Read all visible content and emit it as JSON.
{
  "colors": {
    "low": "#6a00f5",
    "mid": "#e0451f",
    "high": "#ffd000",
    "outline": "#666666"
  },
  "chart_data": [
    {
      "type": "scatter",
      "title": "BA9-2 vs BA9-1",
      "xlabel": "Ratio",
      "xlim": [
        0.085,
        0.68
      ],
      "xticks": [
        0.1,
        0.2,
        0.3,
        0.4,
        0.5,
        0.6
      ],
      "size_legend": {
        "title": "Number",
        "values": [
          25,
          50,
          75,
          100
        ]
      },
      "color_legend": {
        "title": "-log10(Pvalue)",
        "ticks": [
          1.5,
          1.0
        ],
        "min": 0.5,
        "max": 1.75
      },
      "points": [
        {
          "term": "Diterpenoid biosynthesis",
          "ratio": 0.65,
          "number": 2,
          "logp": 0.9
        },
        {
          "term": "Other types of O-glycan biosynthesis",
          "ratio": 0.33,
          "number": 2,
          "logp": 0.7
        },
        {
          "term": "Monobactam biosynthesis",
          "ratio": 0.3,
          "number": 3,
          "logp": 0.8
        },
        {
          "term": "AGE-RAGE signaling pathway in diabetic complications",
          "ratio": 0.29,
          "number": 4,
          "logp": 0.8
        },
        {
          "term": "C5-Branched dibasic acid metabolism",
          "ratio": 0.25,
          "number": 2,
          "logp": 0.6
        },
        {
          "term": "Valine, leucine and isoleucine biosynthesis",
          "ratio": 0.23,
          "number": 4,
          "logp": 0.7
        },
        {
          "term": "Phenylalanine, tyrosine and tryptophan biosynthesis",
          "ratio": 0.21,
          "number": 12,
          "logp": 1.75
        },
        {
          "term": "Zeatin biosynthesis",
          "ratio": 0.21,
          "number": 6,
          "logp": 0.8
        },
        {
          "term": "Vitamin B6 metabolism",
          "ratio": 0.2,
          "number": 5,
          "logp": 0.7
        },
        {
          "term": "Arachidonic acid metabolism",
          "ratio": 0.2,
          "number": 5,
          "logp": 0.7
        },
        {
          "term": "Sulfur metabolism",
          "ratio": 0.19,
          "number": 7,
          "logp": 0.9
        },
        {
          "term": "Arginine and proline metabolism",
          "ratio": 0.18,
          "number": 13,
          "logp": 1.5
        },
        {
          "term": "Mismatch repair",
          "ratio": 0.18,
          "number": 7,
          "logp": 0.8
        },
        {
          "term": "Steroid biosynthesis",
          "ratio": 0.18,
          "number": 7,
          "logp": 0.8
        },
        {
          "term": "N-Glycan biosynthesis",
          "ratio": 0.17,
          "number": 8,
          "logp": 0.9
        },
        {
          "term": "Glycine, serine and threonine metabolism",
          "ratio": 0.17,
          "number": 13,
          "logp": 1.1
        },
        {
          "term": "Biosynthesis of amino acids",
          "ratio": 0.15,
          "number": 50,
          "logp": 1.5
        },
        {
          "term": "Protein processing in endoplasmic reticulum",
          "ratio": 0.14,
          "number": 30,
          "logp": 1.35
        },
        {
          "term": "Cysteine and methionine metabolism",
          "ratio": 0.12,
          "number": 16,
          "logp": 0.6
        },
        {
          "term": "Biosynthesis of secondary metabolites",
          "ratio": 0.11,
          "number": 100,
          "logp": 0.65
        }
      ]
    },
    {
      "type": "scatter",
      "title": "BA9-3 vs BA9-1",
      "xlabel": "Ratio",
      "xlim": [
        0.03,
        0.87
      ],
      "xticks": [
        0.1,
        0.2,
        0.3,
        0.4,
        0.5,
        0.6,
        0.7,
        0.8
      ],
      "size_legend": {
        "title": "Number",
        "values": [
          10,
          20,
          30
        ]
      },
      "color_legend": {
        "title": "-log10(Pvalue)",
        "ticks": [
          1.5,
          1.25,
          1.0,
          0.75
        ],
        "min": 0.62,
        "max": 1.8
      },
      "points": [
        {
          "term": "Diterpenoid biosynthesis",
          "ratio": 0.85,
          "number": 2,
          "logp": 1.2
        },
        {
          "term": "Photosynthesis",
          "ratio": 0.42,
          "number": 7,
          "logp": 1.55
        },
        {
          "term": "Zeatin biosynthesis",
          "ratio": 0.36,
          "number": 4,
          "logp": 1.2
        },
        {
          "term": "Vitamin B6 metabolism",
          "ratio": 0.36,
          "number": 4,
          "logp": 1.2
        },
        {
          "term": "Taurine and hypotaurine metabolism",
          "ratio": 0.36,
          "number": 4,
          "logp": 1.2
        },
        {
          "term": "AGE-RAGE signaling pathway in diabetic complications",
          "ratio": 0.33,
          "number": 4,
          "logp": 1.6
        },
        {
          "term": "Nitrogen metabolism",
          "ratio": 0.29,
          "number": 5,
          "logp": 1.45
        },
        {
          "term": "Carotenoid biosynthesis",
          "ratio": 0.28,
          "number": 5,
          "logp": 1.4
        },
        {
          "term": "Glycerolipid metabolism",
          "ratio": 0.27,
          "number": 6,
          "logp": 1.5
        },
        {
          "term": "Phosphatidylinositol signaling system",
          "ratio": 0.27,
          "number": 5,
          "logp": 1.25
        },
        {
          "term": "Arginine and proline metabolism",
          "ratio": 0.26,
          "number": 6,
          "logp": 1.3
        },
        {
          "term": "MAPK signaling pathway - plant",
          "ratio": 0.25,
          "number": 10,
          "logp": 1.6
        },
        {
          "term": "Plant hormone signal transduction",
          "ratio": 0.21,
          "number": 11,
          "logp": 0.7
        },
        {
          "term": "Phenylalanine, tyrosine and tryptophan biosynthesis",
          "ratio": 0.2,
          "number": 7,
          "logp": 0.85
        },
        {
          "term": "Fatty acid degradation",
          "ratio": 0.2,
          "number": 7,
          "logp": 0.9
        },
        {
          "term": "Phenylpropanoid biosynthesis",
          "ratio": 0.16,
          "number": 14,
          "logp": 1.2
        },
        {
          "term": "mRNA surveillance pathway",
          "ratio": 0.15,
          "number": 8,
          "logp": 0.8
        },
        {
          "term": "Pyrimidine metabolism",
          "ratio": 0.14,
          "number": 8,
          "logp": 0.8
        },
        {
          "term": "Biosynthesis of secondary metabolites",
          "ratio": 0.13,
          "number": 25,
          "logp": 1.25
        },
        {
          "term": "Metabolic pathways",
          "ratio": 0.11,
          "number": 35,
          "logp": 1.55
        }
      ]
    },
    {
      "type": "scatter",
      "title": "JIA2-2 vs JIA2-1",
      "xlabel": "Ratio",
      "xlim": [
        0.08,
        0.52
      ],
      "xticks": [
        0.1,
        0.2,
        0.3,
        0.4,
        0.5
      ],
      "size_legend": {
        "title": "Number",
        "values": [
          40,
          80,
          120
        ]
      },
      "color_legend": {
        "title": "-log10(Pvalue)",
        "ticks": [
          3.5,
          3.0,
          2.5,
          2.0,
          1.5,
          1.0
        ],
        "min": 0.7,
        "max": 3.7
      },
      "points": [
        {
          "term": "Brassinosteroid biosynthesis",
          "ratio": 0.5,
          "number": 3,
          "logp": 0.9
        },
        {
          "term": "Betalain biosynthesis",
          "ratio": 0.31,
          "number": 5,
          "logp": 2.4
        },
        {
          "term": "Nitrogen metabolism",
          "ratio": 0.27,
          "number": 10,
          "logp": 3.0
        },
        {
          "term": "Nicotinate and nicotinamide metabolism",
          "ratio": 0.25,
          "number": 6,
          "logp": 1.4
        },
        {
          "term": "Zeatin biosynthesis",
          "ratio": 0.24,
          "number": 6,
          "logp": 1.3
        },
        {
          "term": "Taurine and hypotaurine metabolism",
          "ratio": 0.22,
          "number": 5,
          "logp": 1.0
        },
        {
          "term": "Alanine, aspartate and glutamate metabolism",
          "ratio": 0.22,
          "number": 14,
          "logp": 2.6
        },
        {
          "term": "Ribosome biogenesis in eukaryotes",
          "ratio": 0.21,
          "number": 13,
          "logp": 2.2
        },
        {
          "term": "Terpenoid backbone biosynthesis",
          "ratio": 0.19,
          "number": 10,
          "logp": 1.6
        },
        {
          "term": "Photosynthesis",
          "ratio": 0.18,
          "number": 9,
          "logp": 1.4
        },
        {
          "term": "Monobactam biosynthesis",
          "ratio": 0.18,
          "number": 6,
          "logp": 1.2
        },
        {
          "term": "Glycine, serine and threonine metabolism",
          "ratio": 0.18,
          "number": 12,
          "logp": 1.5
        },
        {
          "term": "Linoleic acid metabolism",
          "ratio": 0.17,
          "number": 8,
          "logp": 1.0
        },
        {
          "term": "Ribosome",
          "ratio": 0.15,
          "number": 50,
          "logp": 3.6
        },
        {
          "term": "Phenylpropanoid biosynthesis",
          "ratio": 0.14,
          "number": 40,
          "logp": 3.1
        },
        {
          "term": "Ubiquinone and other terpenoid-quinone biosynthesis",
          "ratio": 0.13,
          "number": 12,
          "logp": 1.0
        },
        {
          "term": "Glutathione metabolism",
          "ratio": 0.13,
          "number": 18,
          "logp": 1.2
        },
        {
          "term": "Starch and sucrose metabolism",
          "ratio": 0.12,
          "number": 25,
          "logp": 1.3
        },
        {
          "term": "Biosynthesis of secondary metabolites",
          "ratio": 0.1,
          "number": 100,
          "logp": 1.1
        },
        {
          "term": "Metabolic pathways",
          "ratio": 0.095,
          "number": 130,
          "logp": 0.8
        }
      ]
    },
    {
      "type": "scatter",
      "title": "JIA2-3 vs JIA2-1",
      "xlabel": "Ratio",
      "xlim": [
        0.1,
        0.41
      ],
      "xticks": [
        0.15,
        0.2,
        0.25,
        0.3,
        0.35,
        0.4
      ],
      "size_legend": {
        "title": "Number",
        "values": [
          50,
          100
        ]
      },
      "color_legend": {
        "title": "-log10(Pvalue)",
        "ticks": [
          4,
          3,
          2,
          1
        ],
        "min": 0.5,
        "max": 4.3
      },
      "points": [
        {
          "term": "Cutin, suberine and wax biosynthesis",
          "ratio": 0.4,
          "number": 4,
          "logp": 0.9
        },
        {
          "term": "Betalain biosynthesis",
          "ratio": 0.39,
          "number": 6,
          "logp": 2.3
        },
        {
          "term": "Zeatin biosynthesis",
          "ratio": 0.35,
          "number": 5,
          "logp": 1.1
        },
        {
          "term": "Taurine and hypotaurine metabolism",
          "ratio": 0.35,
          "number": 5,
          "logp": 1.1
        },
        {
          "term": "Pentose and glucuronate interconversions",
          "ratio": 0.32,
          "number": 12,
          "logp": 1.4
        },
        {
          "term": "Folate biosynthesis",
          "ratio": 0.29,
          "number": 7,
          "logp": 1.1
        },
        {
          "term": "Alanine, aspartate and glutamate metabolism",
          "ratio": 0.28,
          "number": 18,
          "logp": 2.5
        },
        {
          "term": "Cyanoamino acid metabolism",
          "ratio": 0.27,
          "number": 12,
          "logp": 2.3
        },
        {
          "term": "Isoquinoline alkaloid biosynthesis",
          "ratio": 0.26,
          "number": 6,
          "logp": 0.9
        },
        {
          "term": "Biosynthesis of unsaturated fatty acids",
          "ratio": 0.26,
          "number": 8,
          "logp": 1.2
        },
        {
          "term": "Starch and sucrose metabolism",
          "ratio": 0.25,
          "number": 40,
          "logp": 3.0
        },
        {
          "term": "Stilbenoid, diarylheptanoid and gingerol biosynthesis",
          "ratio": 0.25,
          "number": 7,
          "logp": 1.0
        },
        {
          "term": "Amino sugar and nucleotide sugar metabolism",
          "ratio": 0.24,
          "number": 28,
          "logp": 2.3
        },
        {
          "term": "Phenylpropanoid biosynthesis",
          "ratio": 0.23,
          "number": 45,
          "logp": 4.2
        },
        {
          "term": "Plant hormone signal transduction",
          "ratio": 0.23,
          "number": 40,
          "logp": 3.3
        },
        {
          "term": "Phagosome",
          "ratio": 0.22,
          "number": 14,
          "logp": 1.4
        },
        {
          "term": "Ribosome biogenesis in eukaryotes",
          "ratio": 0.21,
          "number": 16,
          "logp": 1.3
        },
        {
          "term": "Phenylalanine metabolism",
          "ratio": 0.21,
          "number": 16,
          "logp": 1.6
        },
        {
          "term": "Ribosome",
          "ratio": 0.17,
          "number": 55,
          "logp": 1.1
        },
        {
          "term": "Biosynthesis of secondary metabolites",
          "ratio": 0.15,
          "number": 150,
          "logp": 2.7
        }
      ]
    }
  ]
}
────────
#### PROBLEM DETAILS
All lines of the material that contain the word "signaling" should be listed.

#### ANSWER TO THIS EXERCISE
          "term": "AGE-RAGE signaling pathway in diabetic complications",
          "term": "AGE-RAGE signaling pathway in diabetic complications",
          "term": "Phosphatidylinositol signaling system",
          "term": "MAPK signaling pathway - plant",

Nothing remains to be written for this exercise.